--- START OF MATERIAL SHOWN ---

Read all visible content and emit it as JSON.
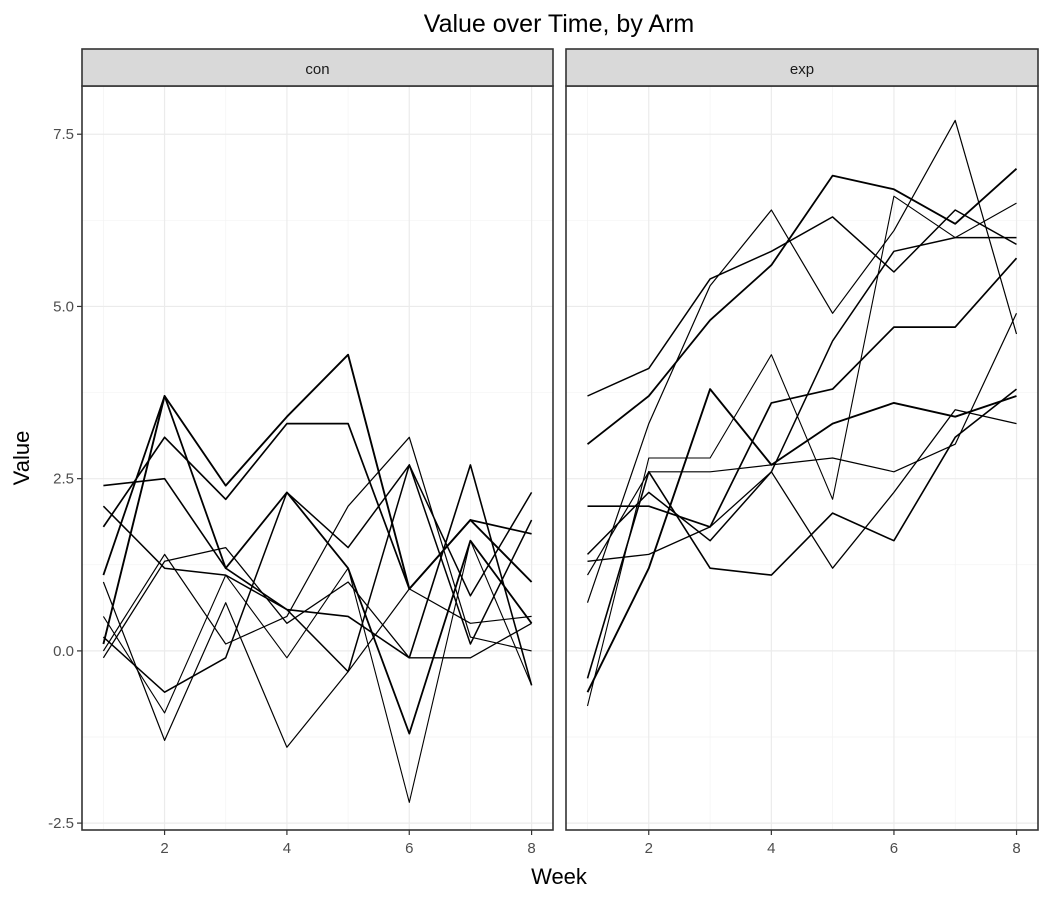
{
  "chart_data": {
    "type": "line",
    "title": "Value over Time, by Arm",
    "xlabel": "Week",
    "ylabel": "Value",
    "xlim": [
      0.65,
      8.35
    ],
    "ylim": [
      -2.6,
      8.2
    ],
    "x_ticks": [
      2,
      4,
      6,
      8
    ],
    "x_tick_labels": [
      "2",
      "4",
      "6",
      "8"
    ],
    "y_ticks": [
      -2.5,
      0,
      2.5,
      5,
      7.5
    ],
    "y_tick_labels": [
      "-2.5",
      "0.0",
      "2.5",
      "5.0",
      "7.5"
    ],
    "grid": true,
    "legend": "none",
    "x": [
      1,
      2,
      3,
      4,
      5,
      6,
      7,
      8
    ],
    "panels": [
      {
        "name": "con",
        "series": [
          {
            "values": [
              0.2,
              -0.6,
              -0.1,
              2.3,
              1.5,
              2.7,
              0.8,
              2.3
            ]
          },
          {
            "values": [
              1.1,
              3.7,
              1.2,
              2.3,
              1.2,
              -1.2,
              1.6,
              0.4
            ]
          },
          {
            "values": [
              0.0,
              1.4,
              0.1,
              0.5,
              2.1,
              3.1,
              0.2,
              0.0
            ]
          },
          {
            "values": [
              1.8,
              3.1,
              2.2,
              3.3,
              3.3,
              0.9,
              1.9,
              1.7
            ]
          },
          {
            "values": [
              -0.1,
              1.3,
              1.5,
              0.4,
              1.0,
              -0.1,
              -0.1,
              0.4
            ]
          },
          {
            "values": [
              2.4,
              2.5,
              1.2,
              0.6,
              0.5,
              -0.1,
              2.7,
              -0.5
            ]
          },
          {
            "values": [
              0.5,
              -0.9,
              1.1,
              -0.1,
              1.2,
              -2.2,
              1.6,
              -0.5
            ]
          },
          {
            "values": [
              2.1,
              1.2,
              1.1,
              0.6,
              -0.3,
              2.7,
              0.1,
              1.9
            ]
          },
          {
            "values": [
              1.0,
              -1.3,
              0.7,
              -1.4,
              -0.3,
              0.9,
              0.4,
              0.5
            ]
          },
          {
            "values": [
              0.1,
              3.7,
              2.4,
              3.4,
              4.3,
              0.9,
              1.9,
              1.0
            ]
          }
        ]
      },
      {
        "name": "exp",
        "series": [
          {
            "values": [
              3.7,
              4.1,
              5.4,
              5.8,
              6.3,
              5.5,
              6.4,
              5.9
            ]
          },
          {
            "values": [
              3.0,
              3.7,
              4.8,
              5.6,
              6.9,
              6.7,
              6.2,
              7.0
            ]
          },
          {
            "values": [
              0.7,
              3.3,
              5.3,
              6.4,
              4.9,
              6.1,
              7.7,
              4.6
            ]
          },
          {
            "values": [
              2.1,
              2.1,
              1.8,
              3.6,
              3.8,
              4.7,
              4.7,
              5.7
            ]
          },
          {
            "values": [
              1.3,
              1.4,
              1.8,
              2.6,
              1.2,
              2.3,
              3.5,
              3.3
            ]
          },
          {
            "values": [
              -0.4,
              2.6,
              1.2,
              1.1,
              2.0,
              1.6,
              3.1,
              3.8
            ]
          },
          {
            "values": [
              -0.8,
              2.8,
              2.8,
              4.3,
              2.2,
              6.6,
              6.0,
              6.5
            ]
          },
          {
            "values": [
              1.4,
              2.3,
              1.6,
              2.6,
              4.5,
              5.8,
              6.0,
              6.0
            ]
          },
          {
            "values": [
              1.1,
              2.6,
              2.6,
              2.7,
              2.8,
              2.6,
              3.0,
              4.9
            ]
          },
          {
            "values": [
              -0.6,
              1.2,
              3.8,
              2.7,
              3.3,
              3.6,
              3.4,
              3.7
            ]
          }
        ]
      }
    ]
  }
}
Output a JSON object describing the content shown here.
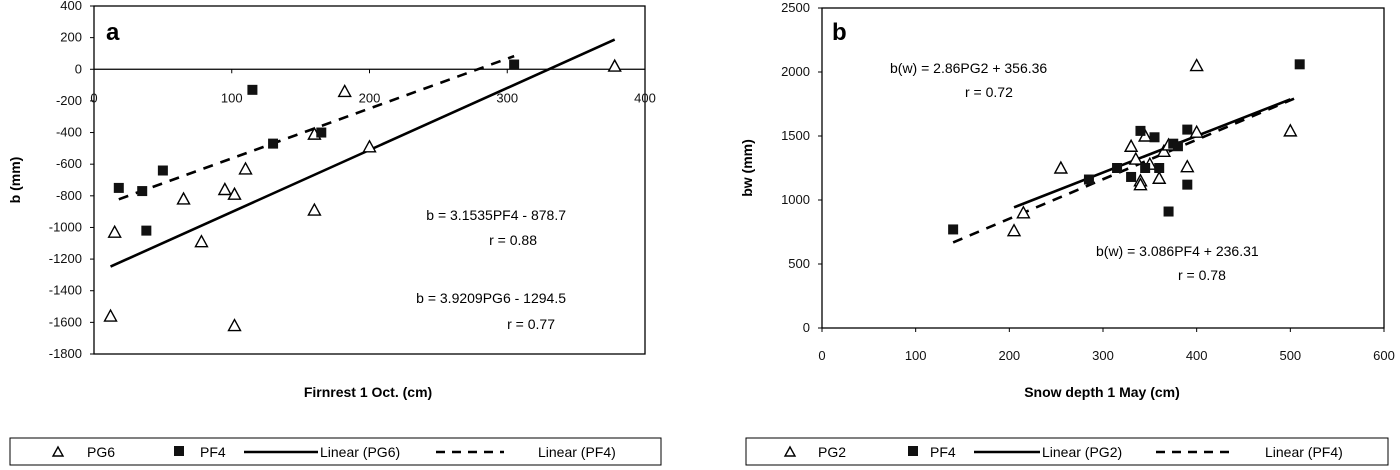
{
  "charts": [
    {
      "panel_label": "a",
      "type": "scatter",
      "xlabel": "Firnrest 1 Oct.  (cm)",
      "ylabel": "b (mm)",
      "xlim": [
        0,
        400
      ],
      "ylim": [
        -1800,
        400
      ],
      "xticks": [
        0,
        100,
        200,
        300,
        400
      ],
      "yticks": [
        400,
        200,
        0,
        -200,
        -400,
        -600,
        -800,
        -1000,
        -1200,
        -1400,
        -1600,
        -1800
      ],
      "series": [
        {
          "name": "PG6",
          "marker": "triangle",
          "points": [
            [
              15,
              -1030
            ],
            [
              12,
              -1560
            ],
            [
              65,
              -820
            ],
            [
              78,
              -1090
            ],
            [
              95,
              -760
            ],
            [
              102,
              -790
            ],
            [
              110,
              -630
            ],
            [
              102,
              -1620
            ],
            [
              160,
              -410
            ],
            [
              160,
              -890
            ],
            [
              182,
              -140
            ],
            [
              200,
              -490
            ],
            [
              378,
              20
            ]
          ]
        },
        {
          "name": "PF4",
          "marker": "square",
          "points": [
            [
              18,
              -750
            ],
            [
              35,
              -770
            ],
            [
              38,
              -1020
            ],
            [
              50,
              -640
            ],
            [
              115,
              -130
            ],
            [
              130,
              -470
            ],
            [
              165,
              -400
            ],
            [
              305,
              30
            ]
          ]
        }
      ],
      "fits": [
        {
          "name": "Linear (PG6)",
          "style": "solid",
          "slope": 3.9209,
          "intercept": -1294.5,
          "x_range": [
            12,
            378
          ]
        },
        {
          "name": "Linear (PF4)",
          "style": "dashed",
          "slope": 3.1535,
          "intercept": -878.7,
          "x_range": [
            18,
            305
          ]
        }
      ],
      "annotations": [
        {
          "line1": "b = 3.1535PF4 - 878.7",
          "line2": "r = 0.88"
        },
        {
          "line1": "b = 3.9209PG6 - 1294.5",
          "line2": "r = 0.77"
        }
      ],
      "zero_line": true
    },
    {
      "panel_label": "b",
      "type": "scatter",
      "xlabel": "Snow depth 1 May  (cm)",
      "ylabel": "bw (mm)",
      "xlim": [
        0,
        600
      ],
      "ylim": [
        0,
        2500
      ],
      "xticks": [
        0,
        100,
        200,
        300,
        400,
        500,
        600
      ],
      "yticks": [
        2500,
        2000,
        1500,
        1000,
        500,
        0
      ],
      "series": [
        {
          "name": "PG2",
          "marker": "triangle",
          "points": [
            [
              205,
              760
            ],
            [
              215,
              900
            ],
            [
              255,
              1250
            ],
            [
              330,
              1420
            ],
            [
              335,
              1320
            ],
            [
              340,
              1150
            ],
            [
              340,
              1120
            ],
            [
              345,
              1500
            ],
            [
              350,
              1280
            ],
            [
              360,
              1170
            ],
            [
              365,
              1380
            ],
            [
              370,
              1430
            ],
            [
              390,
              1260
            ],
            [
              400,
              2050
            ],
            [
              400,
              1530
            ],
            [
              500,
              1540
            ]
          ]
        },
        {
          "name": "PF4",
          "marker": "square",
          "points": [
            [
              140,
              770
            ],
            [
              285,
              1160
            ],
            [
              315,
              1250
            ],
            [
              330,
              1180
            ],
            [
              340,
              1540
            ],
            [
              345,
              1250
            ],
            [
              355,
              1490
            ],
            [
              360,
              1250
            ],
            [
              370,
              910
            ],
            [
              375,
              1440
            ],
            [
              380,
              1420
            ],
            [
              390,
              1550
            ],
            [
              390,
              1120
            ],
            [
              510,
              2060
            ]
          ]
        }
      ],
      "fits": [
        {
          "name": "Linear (PG2)",
          "style": "solid",
          "slope": 2.86,
          "intercept": 356.36,
          "x_range": [
            205,
            500
          ]
        },
        {
          "name": "Linear (PF4)",
          "style": "dashed",
          "slope": 3.086,
          "intercept": 236.31,
          "x_range": [
            140,
            510
          ]
        }
      ],
      "annotations": [
        {
          "line1": "b(w) = 2.86PG2 + 356.36",
          "line2": "r = 0.72"
        },
        {
          "line1": "b(w) = 3.086PF4 + 236.31",
          "line2": "r = 0.78"
        }
      ],
      "zero_line": false
    }
  ]
}
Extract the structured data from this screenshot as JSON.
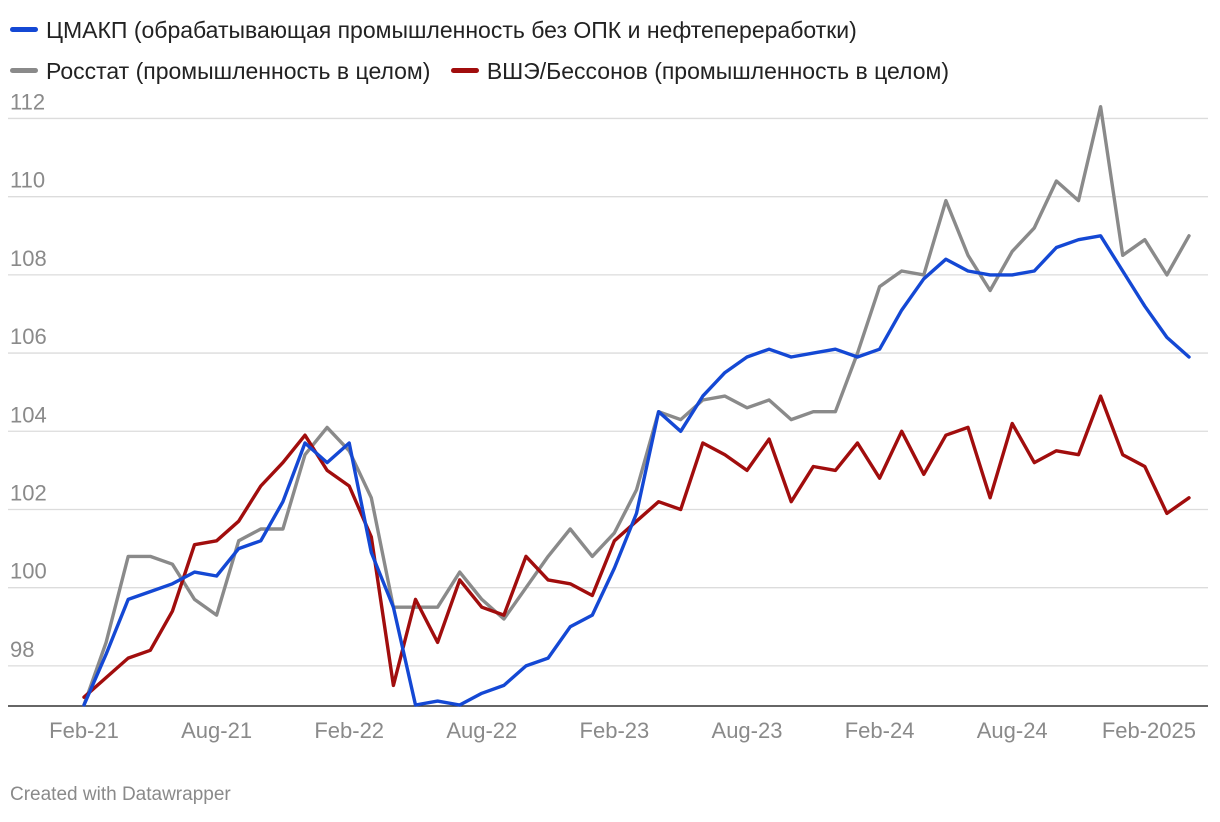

--- END OF MATERIAL SHOWN ---

Extract every line that has the string "ylabel" in it.

## FULL SOLUTION:
    "ylabel": "Value",
      "ylabel": "b (mm)",
      "ylabel": "bw (mm)",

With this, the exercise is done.